Task to complete: Copy all records verbatim.

━━━━━ Provided material

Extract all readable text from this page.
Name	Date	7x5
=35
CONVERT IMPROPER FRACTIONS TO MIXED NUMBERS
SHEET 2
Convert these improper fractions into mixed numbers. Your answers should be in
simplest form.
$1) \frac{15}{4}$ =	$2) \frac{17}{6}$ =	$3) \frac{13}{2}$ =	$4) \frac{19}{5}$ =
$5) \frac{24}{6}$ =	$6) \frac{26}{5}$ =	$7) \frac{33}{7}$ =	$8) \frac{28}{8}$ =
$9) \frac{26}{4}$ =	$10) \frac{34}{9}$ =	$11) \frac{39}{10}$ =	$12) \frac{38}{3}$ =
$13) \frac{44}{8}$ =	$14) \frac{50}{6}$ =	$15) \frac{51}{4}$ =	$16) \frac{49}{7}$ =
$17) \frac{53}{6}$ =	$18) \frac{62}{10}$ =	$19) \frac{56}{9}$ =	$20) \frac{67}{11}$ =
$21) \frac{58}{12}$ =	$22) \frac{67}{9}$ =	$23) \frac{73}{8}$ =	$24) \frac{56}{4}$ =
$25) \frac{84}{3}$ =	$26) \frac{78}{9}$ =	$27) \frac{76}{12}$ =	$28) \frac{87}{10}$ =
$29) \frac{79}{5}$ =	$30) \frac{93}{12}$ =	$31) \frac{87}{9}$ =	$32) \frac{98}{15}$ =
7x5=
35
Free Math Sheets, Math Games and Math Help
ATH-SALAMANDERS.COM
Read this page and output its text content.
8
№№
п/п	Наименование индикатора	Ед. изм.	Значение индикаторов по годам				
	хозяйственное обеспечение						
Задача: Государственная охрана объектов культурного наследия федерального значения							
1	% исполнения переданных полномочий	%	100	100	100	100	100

━━━━━━━━━━

Task answer:
Extract all readable text from this page.
Name	Date	7x5
=35
CONVERT IMPROPER FRACTIONS TO MIXED NUMBERS
SHEET 2
Convert these improper fractions into mixed numbers. Your answers should be in
simplest form.
$1) \frac{15}{4}$ =	$2) \frac{17}{6}$ =	$3) \frac{13}{2}$ =	$4) \frac{19}{5}$ =
$5) \frac{24}{6}$ =	$6) \frac{26}{5}$ =	$7) \frac{33}{7}$ =	$8) \frac{28}{8}$ =
$9) \frac{26}{4}$ =	$10) \frac{34}{9}$ =	$11) \frac{39}{10}$ =	$12) \frac{38}{3}$ =
$13) \frac{44}{8}$ =	$14) \frac{50}{6}$ =	$15) \frac{51}{4}$ =	$16) \frac{49}{7}$ =
$17) \frac{53}{6}$ =	$18) \frac{62}{10}$ =	$19) \frac{56}{9}$ =	$20) \frac{67}{11}$ =
$21) \frac{58}{12}$ =	$22) \frac{67}{9}$ =	$23) \frac{73}{8}$ =	$24) \frac{56}{4}$ =
$25) \frac{84}{3}$ =	$26) \frac{78}{9}$ =	$27) \frac{76}{12}$ =	$28) \frac{87}{10}$ =
$29) \frac{79}{5}$ =	$30) \frac{93}{12}$ =	$31) \frac{87}{9}$ =	$32) \frac{98}{15}$ =
7x5=
35
Free Math Sheets, Math Games and Math Help
ATH-SALAMANDERS.COM
Read this page and output its text content.
8
№№
п/п	Наименование индикатора	Ед. изм.	Значение индикаторов по годам				
	хозяйственное обеспечение						
Задача: Государственная охрана объектов культурного наследия федерального значения							
1	% исполнения переданных полномочий	%	100	100	100	100	100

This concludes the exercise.